Your job is to return every line in the data holding the string "Glücklich".

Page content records
#####

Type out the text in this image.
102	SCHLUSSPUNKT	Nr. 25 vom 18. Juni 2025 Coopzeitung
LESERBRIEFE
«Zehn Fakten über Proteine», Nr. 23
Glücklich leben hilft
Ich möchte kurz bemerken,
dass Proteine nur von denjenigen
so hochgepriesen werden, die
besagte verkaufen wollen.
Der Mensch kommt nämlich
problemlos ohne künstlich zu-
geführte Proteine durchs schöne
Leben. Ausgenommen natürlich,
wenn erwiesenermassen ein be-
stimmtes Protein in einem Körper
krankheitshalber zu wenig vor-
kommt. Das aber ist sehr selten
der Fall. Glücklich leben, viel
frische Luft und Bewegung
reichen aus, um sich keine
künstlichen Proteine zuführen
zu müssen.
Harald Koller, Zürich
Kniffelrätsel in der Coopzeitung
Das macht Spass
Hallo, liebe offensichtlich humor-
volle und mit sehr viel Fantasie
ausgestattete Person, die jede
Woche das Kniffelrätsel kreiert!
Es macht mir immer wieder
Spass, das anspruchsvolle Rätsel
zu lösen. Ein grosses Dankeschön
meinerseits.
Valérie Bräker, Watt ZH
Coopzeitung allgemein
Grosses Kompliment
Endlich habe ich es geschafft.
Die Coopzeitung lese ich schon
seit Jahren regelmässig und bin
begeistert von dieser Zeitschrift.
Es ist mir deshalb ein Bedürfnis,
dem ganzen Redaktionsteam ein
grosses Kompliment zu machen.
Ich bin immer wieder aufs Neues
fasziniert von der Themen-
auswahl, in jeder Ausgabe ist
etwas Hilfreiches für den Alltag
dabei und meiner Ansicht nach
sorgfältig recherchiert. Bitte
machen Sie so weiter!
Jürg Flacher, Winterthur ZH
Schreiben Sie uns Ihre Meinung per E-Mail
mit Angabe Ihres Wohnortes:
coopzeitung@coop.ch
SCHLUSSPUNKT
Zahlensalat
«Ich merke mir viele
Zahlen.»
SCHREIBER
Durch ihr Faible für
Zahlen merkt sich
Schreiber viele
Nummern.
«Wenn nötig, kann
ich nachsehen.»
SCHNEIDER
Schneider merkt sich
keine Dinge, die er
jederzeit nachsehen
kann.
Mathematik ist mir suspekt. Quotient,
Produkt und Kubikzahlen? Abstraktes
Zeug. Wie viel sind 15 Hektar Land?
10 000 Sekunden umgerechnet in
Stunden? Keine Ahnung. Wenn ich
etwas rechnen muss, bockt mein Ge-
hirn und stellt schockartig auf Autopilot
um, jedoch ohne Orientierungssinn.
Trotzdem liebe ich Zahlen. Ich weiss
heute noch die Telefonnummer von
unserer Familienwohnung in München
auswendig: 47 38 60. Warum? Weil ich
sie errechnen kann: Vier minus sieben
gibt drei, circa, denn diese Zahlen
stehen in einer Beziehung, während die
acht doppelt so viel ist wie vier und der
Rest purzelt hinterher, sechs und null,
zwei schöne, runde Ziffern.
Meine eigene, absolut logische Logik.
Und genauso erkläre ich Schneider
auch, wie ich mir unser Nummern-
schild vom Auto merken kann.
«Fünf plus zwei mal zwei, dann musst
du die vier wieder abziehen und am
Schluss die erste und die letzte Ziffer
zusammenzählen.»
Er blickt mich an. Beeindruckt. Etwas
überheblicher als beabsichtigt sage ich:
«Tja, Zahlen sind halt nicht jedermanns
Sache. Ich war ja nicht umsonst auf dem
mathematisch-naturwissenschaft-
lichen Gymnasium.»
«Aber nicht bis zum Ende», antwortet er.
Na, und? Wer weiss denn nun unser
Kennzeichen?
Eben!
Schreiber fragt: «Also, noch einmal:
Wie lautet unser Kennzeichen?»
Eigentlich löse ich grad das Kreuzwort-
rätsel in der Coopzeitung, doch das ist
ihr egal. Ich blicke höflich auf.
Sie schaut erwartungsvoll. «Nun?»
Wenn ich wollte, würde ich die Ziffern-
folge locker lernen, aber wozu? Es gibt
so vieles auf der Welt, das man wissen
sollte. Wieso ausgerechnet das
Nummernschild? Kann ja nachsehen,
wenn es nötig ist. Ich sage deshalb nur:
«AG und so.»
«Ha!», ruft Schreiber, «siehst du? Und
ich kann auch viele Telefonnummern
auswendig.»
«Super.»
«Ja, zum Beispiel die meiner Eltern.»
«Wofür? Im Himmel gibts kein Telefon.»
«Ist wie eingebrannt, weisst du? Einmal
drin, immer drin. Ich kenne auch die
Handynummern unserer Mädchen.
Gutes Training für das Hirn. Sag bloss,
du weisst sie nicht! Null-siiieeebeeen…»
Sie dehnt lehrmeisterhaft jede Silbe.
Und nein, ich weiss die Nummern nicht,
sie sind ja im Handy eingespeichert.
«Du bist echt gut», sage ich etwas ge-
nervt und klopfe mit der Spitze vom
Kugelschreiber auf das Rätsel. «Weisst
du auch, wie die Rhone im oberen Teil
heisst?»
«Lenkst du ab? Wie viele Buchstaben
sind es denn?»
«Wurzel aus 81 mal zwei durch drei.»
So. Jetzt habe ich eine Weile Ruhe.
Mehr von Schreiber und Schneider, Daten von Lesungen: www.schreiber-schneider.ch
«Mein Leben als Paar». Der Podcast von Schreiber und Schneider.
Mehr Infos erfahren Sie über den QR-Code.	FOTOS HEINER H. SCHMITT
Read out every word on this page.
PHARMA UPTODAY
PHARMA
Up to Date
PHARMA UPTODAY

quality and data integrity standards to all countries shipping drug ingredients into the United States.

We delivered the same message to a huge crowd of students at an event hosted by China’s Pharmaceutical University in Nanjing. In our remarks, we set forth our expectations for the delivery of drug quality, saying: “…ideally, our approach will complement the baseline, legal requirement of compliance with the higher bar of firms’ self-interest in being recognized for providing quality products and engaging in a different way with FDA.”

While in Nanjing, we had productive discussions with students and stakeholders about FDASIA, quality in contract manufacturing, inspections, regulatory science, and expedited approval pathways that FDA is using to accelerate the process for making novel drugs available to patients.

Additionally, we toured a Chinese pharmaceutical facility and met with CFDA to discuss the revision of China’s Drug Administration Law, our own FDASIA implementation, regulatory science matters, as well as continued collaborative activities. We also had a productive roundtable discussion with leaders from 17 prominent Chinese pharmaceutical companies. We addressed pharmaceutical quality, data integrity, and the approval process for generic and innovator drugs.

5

#####

**Task response:**
Glücklich leben hilft
der Fall. Glücklich leben, viel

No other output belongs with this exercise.